OBJECTIVE
Return the listing below unchanged, minus its pictures.

[Dataset entries]

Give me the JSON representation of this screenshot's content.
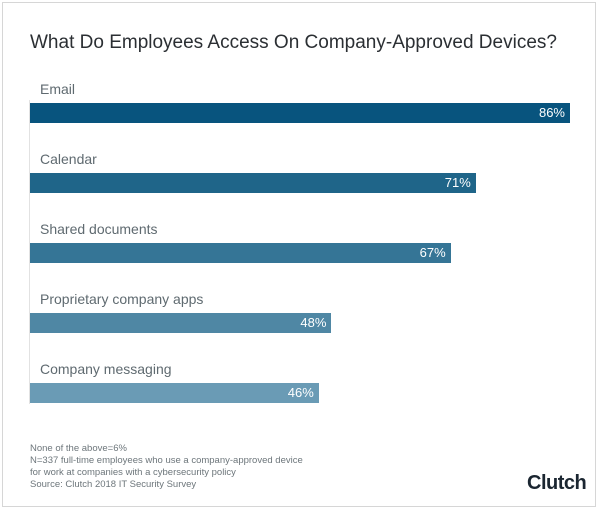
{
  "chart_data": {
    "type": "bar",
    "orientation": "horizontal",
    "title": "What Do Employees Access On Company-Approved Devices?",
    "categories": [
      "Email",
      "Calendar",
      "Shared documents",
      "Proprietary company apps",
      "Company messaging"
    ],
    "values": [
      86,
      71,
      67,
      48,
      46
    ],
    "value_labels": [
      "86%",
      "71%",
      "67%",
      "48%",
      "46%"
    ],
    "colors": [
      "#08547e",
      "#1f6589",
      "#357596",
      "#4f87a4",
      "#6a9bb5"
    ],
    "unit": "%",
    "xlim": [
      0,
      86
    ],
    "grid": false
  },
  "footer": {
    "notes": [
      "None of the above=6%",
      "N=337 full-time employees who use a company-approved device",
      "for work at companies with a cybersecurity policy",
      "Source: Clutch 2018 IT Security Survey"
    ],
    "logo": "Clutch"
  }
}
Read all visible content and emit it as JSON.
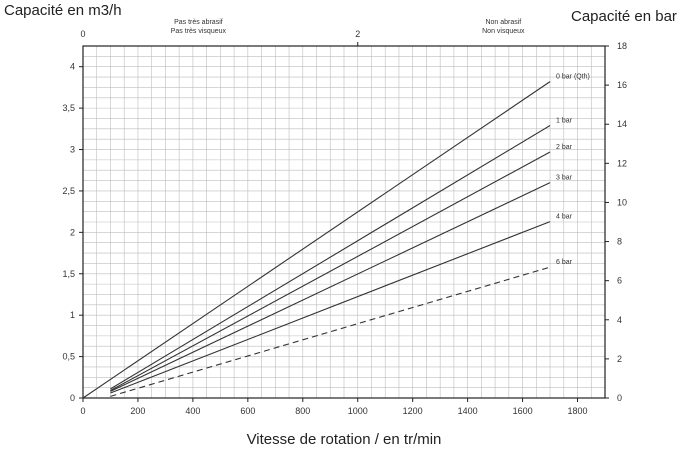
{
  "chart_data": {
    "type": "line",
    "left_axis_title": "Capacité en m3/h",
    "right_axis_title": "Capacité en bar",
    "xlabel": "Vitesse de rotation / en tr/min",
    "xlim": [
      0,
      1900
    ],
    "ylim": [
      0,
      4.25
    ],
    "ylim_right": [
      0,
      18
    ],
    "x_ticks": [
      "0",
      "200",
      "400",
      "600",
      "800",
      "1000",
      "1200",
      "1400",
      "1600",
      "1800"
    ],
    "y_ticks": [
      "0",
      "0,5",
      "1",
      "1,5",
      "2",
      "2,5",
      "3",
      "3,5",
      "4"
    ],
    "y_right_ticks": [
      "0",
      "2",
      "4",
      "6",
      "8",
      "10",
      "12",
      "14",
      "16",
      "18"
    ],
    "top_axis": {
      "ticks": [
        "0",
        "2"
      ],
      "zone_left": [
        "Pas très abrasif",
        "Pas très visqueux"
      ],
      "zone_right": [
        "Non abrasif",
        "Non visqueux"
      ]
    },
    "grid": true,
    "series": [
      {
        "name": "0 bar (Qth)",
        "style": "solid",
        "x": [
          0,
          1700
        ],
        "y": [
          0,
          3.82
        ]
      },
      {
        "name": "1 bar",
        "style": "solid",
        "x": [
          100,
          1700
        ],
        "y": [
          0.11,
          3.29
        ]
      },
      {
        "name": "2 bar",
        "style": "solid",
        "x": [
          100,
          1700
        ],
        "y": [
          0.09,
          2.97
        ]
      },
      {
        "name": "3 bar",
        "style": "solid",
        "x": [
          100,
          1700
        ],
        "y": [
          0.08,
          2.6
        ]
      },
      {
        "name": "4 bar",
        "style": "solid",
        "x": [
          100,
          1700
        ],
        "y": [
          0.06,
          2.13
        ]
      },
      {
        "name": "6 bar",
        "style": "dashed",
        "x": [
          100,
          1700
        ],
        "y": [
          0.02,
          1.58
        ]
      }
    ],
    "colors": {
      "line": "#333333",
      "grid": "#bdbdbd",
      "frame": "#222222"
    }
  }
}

RESULT OF THIS EXERCISE
Give me the JSON representation of this screenshot's content.
{
  "chart_data": {
    "type": "bar",
    "orientation": "horizontal",
    "title": "What Do Employees Access On Company-Approved Devices?",
    "categories": [
      "Email",
      "Calendar",
      "Shared documents",
      "Proprietary company apps",
      "Company messaging"
    ],
    "values": [
      86,
      71,
      67,
      48,
      46
    ],
    "value_labels": [
      "86%",
      "71%",
      "67%",
      "48%",
      "46%"
    ],
    "colors": [
      "#08547e",
      "#1f6589",
      "#357596",
      "#4f87a4",
      "#6a9bb5"
    ],
    "unit": "%",
    "xlim": [
      0,
      86
    ],
    "grid": false
  },
  "footer": {
    "notes": [
      "None of the above=6%",
      "N=337 full-time employees who use a company-approved device",
      "for work at companies with a cybersecurity policy",
      "Source: Clutch 2018 IT Security Survey"
    ],
    "logo": "Clutch"
  }
}
Read all visible content and emit it as JSON.
{
  "chart_data": {
    "type": "line",
    "left_axis_title": "Capacité en m3/h",
    "right_axis_title": "Capacité en bar",
    "xlabel": "Vitesse de rotation / en tr/min",
    "xlim": [
      0,
      1900
    ],
    "ylim": [
      0,
      4.25
    ],
    "ylim_right": [
      0,
      18
    ],
    "x_ticks": [
      "0",
      "200",
      "400",
      "600",
      "800",
      "1000",
      "1200",
      "1400",
      "1600",
      "1800"
    ],
    "y_ticks": [
      "0",
      "0,5",
      "1",
      "1,5",
      "2",
      "2,5",
      "3",
      "3,5",
      "4"
    ],
    "y_right_ticks": [
      "0",
      "2",
      "4",
      "6",
      "8",
      "10",
      "12",
      "14",
      "16",
      "18"
    ],
    "top_axis": {
      "ticks": [
        "0",
        "2"
      ],
      "zone_left": [
        "Pas très abrasif",
        "Pas très visqueux"
      ],
      "zone_right": [
        "Non abrasif",
        "Non visqueux"
      ]
    },
    "grid": true,
    "series": [
      {
        "name": "0 bar (Qth)",
        "style": "solid",
        "x": [
          0,
          1700
        ],
        "y": [
          0,
          3.82
        ]
      },
      {
        "name": "1 bar",
        "style": "solid",
        "x": [
          100,
          1700
        ],
        "y": [
          0.11,
          3.29
        ]
      },
      {
        "name": "2 bar",
        "style": "solid",
        "x": [
          100,
          1700
        ],
        "y": [
          0.09,
          2.97
        ]
      },
      {
        "name": "3 bar",
        "style": "solid",
        "x": [
          100,
          1700
        ],
        "y": [
          0.08,
          2.6
        ]
      },
      {
        "name": "4 bar",
        "style": "solid",
        "x": [
          100,
          1700
        ],
        "y": [
          0.06,
          2.13
        ]
      },
      {
        "name": "6 bar",
        "style": "dashed",
        "x": [
          100,
          1700
        ],
        "y": [
          0.02,
          1.58
        ]
      }
    ],
    "colors": {
      "line": "#333333",
      "grid": "#bdbdbd",
      "frame": "#222222"
    }
  }
}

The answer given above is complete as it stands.